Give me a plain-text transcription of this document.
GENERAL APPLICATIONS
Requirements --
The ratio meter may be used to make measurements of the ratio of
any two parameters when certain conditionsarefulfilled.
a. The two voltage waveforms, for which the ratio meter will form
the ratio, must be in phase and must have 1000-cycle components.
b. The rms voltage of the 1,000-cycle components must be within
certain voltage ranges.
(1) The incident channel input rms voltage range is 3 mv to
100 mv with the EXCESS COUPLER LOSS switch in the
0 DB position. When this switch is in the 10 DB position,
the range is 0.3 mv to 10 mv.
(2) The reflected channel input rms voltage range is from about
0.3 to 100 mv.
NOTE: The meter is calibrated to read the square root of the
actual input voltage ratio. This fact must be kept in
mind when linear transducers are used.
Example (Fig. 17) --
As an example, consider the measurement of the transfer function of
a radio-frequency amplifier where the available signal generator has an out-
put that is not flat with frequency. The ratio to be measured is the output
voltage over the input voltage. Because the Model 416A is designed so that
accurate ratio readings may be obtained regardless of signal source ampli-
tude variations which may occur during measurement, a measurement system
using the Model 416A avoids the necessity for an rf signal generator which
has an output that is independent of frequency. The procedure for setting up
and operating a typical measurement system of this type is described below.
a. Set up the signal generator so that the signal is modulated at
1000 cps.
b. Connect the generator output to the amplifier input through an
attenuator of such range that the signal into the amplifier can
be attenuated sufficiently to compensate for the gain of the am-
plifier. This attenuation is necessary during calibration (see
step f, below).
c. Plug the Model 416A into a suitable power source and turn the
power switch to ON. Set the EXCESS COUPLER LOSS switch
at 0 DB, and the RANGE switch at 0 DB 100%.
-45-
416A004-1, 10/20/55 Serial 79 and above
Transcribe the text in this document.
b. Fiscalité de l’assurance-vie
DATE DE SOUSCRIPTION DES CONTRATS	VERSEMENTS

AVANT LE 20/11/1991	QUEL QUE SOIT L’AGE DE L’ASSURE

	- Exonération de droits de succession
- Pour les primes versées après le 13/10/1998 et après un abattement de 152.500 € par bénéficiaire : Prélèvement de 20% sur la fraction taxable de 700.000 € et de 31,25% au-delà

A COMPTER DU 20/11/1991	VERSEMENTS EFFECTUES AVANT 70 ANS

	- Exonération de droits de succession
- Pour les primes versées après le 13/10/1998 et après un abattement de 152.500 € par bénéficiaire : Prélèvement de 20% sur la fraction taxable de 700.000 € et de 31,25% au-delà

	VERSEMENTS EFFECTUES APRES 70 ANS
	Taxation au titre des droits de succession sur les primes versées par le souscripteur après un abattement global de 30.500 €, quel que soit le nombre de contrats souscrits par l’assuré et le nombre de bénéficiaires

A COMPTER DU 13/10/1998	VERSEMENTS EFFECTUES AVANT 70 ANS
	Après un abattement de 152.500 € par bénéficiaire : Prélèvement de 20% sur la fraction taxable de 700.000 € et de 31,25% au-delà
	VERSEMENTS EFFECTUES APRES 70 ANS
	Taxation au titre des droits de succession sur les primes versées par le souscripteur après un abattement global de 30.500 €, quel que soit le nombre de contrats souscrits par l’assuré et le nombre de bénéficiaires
● ● ● ● ●
## Task goal
Everything from the line containing "Transcribe the text in this document." through the final line of the listing, inclusive, must be reproduced exactly; leave out the rest.

## Task output
Transcribe the text in this document.
b. Fiscalité de l’assurance-vie
DATE DE SOUSCRIPTION DES CONTRATS	VERSEMENTS

AVANT LE 20/11/1991	QUEL QUE SOIT L’AGE DE L’ASSURE

	- Exonération de droits de succession
- Pour les primes versées après le 13/10/1998 et après un abattement de 152.500 € par bénéficiaire : Prélèvement de 20% sur la fraction taxable de 700.000 € et de 31,25% au-delà

A COMPTER DU 20/11/1991	VERSEMENTS EFFECTUES AVANT 70 ANS

	- Exonération de droits de succession
- Pour les primes versées après le 13/10/1998 et après un abattement de 152.500 € par bénéficiaire : Prélèvement de 20% sur la fraction taxable de 700.000 € et de 31,25% au-delà

	VERSEMENTS EFFECTUES APRES 70 ANS
	Taxation au titre des droits de succession sur les primes versées par le souscripteur après un abattement global de 30.500 €, quel que soit le nombre de contrats souscrits par l’assuré et le nombre de bénéficiaires

A COMPTER DU 13/10/1998	VERSEMENTS EFFECTUES AVANT 70 ANS
	Après un abattement de 152.500 € par bénéficiaire : Prélèvement de 20% sur la fraction taxable de 700.000 € et de 31,25% au-delà
	VERSEMENTS EFFECTUES APRES 70 ANS
	Taxation au titre des droits de succession sur les primes versées par le souscripteur après un abattement global de 30.500 €, quel que soit le nombre de contrats souscrits par l’assuré et le nombre de bénéficiaires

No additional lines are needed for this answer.